> [Set task] Return every record verbatim.

> [Provided material]
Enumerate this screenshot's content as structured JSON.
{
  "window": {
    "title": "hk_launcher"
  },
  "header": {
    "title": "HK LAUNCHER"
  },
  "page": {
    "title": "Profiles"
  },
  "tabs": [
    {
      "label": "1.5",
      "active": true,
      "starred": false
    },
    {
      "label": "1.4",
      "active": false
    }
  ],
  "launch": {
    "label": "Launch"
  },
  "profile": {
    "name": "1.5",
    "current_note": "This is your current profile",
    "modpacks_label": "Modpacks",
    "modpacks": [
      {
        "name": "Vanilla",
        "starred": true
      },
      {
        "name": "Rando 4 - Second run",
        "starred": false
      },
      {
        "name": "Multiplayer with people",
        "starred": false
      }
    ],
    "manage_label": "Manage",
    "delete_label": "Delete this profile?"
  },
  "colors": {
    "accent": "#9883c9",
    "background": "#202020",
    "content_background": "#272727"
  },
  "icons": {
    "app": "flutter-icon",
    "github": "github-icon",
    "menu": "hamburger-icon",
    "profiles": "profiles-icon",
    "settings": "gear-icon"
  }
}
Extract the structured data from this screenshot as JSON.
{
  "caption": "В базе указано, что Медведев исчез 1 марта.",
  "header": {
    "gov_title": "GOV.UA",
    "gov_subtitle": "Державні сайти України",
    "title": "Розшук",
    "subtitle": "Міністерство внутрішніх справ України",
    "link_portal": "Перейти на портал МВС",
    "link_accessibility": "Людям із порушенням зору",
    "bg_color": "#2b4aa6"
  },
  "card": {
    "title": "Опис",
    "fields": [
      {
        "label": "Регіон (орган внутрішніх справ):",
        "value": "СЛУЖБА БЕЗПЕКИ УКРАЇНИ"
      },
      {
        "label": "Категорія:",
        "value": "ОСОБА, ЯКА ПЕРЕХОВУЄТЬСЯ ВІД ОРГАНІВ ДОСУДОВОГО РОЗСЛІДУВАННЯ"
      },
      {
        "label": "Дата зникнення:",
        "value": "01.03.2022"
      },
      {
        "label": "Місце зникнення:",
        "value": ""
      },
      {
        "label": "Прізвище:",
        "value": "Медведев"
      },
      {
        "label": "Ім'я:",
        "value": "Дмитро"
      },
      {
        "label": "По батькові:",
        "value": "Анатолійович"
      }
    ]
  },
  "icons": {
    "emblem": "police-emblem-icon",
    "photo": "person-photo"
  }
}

> [Solved problem]
Enumerate this screenshot's content as structured JSON.
{
  "window": {
    "title": "hk_launcher"
  },
  "header": {
    "title": "HK LAUNCHER"
  },
  "page": {
    "title": "Profiles"
  },
  "tabs": [
    {
      "label": "1.5",
      "active": true,
      "starred": false
    },
    {
      "label": "1.4",
      "active": false
    }
  ],
  "launch": {
    "label": "Launch"
  },
  "profile": {
    "name": "1.5",
    "current_note": "This is your current profile",
    "modpacks_label": "Modpacks",
    "modpacks": [
      {
        "name": "Vanilla",
        "starred": true
      },
      {
        "name": "Rando 4 - Second run",
        "starred": false
      },
      {
        "name": "Multiplayer with people",
        "starred": false
      }
    ],
    "manage_label": "Manage",
    "delete_label": "Delete this profile?"
  },
  "colors": {
    "accent": "#9883c9",
    "background": "#202020",
    "content_background": "#272727"
  },
  "icons": {
    "app": "flutter-icon",
    "github": "github-icon",
    "menu": "hamburger-icon",
    "profiles": "profiles-icon",
    "settings": "gear-icon"
  }
}
Extract the structured data from this screenshot as JSON.
{
  "caption": "В базе указано, что Медведев исчез 1 марта.",
  "header": {
    "gov_title": "GOV.UA",
    "gov_subtitle": "Державні сайти України",
    "title": "Розшук",
    "subtitle": "Міністерство внутрішніх справ України",
    "link_portal": "Перейти на портал МВС",
    "link_accessibility": "Людям із порушенням зору",
    "bg_color": "#2b4aa6"
  },
  "card": {
    "title": "Опис",
    "fields": [
      {
        "label": "Регіон (орган внутрішніх справ):",
        "value": "СЛУЖБА БЕЗПЕКИ УКРАЇНИ"
      },
      {
        "label": "Категорія:",
        "value": "ОСОБА, ЯКА ПЕРЕХОВУЄТЬСЯ ВІД ОРГАНІВ ДОСУДОВОГО РОЗСЛІДУВАННЯ"
      },
      {
        "label": "Дата зникнення:",
        "value": "01.03.2022"
      },
      {
        "label": "Місце зникнення:",
        "value": ""
      },
      {
        "label": "Прізвище:",
        "value": "Медведев"
      },
      {
        "label": "Ім'я:",
        "value": "Дмитро"
      },
      {
        "label": "По батькові:",
        "value": "Анатолійович"
      }
    ]
  },
  "icons": {
    "emblem": "police-emblem-icon",
    "photo": "person-photo"
  }
}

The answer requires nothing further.